Dataset excerpt
_ _ _ _

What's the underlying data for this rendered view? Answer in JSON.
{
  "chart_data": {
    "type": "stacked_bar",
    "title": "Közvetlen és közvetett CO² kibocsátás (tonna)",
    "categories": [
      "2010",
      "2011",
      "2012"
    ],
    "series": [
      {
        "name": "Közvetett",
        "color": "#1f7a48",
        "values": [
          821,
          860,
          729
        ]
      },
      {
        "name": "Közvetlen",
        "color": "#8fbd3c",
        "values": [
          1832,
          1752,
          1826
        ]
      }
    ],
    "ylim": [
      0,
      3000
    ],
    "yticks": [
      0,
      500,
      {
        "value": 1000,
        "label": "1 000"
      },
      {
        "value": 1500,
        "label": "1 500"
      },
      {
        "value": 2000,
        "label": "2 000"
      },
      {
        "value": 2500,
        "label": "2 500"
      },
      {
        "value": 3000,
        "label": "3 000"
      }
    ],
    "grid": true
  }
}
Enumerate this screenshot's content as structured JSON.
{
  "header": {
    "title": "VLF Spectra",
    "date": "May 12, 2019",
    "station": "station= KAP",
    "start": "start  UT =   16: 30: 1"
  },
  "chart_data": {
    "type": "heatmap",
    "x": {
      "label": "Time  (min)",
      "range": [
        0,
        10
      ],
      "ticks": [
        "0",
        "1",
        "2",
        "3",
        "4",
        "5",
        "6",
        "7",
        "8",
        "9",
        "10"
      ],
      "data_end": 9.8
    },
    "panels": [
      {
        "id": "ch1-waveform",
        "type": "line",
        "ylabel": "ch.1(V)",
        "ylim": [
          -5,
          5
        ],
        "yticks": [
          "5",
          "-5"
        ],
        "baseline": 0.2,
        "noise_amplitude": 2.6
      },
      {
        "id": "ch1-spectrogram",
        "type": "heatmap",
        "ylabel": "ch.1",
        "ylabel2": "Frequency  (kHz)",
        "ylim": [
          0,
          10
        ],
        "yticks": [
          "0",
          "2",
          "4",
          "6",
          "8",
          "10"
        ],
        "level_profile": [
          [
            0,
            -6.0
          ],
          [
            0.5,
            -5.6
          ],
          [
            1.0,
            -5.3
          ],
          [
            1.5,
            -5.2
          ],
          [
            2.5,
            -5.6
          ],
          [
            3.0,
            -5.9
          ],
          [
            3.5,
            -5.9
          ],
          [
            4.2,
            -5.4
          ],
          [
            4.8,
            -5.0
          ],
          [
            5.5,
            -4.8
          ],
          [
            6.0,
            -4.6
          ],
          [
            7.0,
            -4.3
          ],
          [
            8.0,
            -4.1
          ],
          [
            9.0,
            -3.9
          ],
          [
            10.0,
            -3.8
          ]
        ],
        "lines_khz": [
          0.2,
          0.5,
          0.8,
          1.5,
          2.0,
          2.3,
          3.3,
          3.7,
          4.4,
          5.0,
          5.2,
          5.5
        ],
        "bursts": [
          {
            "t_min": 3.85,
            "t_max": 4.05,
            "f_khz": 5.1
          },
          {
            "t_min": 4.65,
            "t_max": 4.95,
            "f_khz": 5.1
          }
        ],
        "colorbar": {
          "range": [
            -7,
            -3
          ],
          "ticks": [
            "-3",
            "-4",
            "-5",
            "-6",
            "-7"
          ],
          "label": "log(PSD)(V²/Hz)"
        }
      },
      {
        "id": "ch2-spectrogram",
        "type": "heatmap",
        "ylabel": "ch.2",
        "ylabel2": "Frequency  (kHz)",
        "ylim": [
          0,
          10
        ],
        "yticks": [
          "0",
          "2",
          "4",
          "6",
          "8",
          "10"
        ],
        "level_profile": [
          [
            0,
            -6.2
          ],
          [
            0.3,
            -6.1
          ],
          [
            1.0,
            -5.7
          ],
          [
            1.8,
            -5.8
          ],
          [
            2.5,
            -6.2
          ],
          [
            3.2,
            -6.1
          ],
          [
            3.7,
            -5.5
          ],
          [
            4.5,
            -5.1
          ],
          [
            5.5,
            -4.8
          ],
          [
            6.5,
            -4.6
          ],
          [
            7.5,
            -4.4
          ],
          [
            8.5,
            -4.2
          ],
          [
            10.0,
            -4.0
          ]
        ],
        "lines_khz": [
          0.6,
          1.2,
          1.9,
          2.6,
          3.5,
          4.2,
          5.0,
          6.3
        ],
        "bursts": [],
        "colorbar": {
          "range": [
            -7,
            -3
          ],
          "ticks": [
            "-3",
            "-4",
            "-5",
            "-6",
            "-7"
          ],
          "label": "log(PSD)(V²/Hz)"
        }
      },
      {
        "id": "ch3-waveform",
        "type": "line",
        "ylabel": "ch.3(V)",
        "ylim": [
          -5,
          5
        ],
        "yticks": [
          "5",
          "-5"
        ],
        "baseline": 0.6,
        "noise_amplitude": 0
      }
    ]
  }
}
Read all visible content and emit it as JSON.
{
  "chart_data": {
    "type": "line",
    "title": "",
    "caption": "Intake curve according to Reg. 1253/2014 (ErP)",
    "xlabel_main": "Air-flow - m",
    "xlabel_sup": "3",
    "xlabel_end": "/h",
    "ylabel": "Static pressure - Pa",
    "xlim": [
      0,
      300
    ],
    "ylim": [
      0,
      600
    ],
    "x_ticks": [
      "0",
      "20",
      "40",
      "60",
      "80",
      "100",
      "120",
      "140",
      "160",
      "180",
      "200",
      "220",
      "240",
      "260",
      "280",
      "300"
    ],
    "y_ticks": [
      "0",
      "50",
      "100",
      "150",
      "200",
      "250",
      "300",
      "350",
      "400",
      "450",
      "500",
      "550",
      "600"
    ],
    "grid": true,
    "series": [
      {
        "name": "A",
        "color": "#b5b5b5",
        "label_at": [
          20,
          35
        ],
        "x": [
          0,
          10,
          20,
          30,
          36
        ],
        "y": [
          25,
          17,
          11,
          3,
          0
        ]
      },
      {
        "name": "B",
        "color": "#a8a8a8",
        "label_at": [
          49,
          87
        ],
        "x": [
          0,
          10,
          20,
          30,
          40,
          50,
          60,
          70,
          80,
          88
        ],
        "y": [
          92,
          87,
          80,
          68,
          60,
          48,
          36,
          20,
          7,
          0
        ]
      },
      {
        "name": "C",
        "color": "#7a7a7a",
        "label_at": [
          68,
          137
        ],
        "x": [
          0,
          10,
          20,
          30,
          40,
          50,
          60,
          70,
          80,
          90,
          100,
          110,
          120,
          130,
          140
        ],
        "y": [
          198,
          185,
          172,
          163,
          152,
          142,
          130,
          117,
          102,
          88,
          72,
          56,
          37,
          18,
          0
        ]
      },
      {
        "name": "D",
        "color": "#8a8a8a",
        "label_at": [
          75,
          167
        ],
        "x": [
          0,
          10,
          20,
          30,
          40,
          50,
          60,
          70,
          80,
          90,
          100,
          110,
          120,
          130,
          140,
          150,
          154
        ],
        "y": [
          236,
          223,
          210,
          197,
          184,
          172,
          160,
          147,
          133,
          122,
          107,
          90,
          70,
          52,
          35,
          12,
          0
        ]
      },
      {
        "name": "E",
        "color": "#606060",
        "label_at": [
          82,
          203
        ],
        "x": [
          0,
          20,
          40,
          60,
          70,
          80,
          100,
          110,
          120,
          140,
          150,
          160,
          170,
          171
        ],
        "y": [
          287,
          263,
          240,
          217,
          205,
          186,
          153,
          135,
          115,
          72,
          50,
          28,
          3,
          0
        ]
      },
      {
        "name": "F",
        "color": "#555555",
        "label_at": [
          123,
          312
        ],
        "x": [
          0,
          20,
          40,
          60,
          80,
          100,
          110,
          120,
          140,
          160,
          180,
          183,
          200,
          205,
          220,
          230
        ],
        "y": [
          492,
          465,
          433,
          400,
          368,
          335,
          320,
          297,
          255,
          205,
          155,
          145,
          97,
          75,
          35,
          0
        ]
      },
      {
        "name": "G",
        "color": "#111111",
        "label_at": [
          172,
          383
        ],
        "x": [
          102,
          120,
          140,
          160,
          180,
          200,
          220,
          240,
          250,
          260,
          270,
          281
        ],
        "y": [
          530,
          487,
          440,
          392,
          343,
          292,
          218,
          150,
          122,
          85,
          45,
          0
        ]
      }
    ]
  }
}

_ _ _ _

Tally every line of the data that holds the word "spectrogram" and write the count alone.

2